What is needed -
Every line that contains the word "date" should be copied out.

++++ Information shown ++++

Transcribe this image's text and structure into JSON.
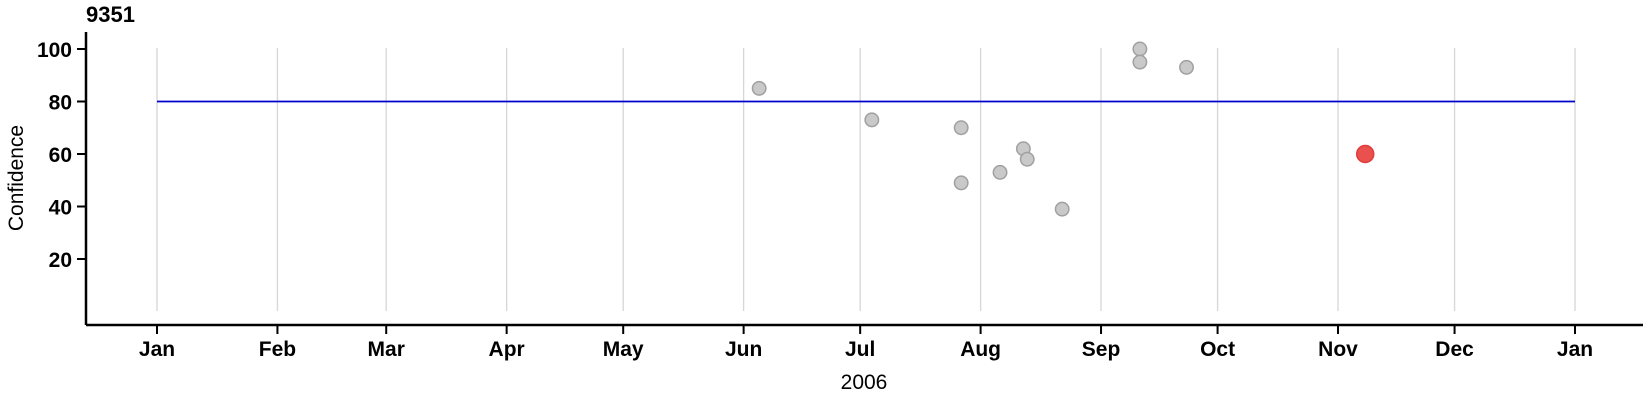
{
  "chart_data": {
    "type": "scatter",
    "title": "9351",
    "xlabel": "2006",
    "ylabel": "Confidence",
    "x_axis": {
      "start": "2006-01-01",
      "end": "2007-01-01",
      "tick_labels": [
        "Jan",
        "Feb",
        "Mar",
        "Apr",
        "May",
        "Jun",
        "Jul",
        "Aug",
        "Sep",
        "Oct",
        "Nov",
        "Dec",
        "Jan"
      ],
      "grid": true
    },
    "y_axis": {
      "ticks": [
        20,
        40,
        60,
        80,
        100
      ],
      "ylim": [
        -5,
        105
      ],
      "grid": false
    },
    "reference_line": {
      "value": 80
    },
    "points": [
      {
        "date": "2006-06-05",
        "value": 85,
        "series": "normal"
      },
      {
        "date": "2006-07-04",
        "value": 73,
        "series": "normal"
      },
      {
        "date": "2006-07-27",
        "value": 70,
        "series": "normal"
      },
      {
        "date": "2006-07-27",
        "value": 49,
        "series": "normal"
      },
      {
        "date": "2006-08-06",
        "value": 53,
        "series": "normal"
      },
      {
        "date": "2006-08-12",
        "value": 62,
        "series": "normal"
      },
      {
        "date": "2006-08-13",
        "value": 58,
        "series": "normal"
      },
      {
        "date": "2006-08-22",
        "value": 39,
        "series": "normal"
      },
      {
        "date": "2006-09-11",
        "value": 100,
        "series": "normal"
      },
      {
        "date": "2006-09-11",
        "value": 95,
        "series": "normal"
      },
      {
        "date": "2006-09-23",
        "value": 93,
        "series": "normal"
      },
      {
        "date": "2006-11-08",
        "value": 60,
        "series": "highlight"
      }
    ],
    "colors": {
      "normal_fill": "#c9c9c9",
      "normal_stroke": "#a0a0a0",
      "highlight_fill": "#ea514e",
      "highlight_stroke": "#e03a3a",
      "reference_line": "#0000cc",
      "gridline": "#d6d6d6",
      "axis": "#000000"
    }
  }
}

++++

Right answer -
        "date": "2006-06-05",
        "date": "2006-07-04",
        "date": "2006-07-27",
        "date": "2006-07-27",
        "date": "2006-08-06",
        "date": "2006-08-12",
        "date": "2006-08-13",
        "date": "2006-08-22",
        "date": "2006-09-11",
        "date": "2006-09-11",
        "date": "2006-09-23",
        "date": "2006-11-08",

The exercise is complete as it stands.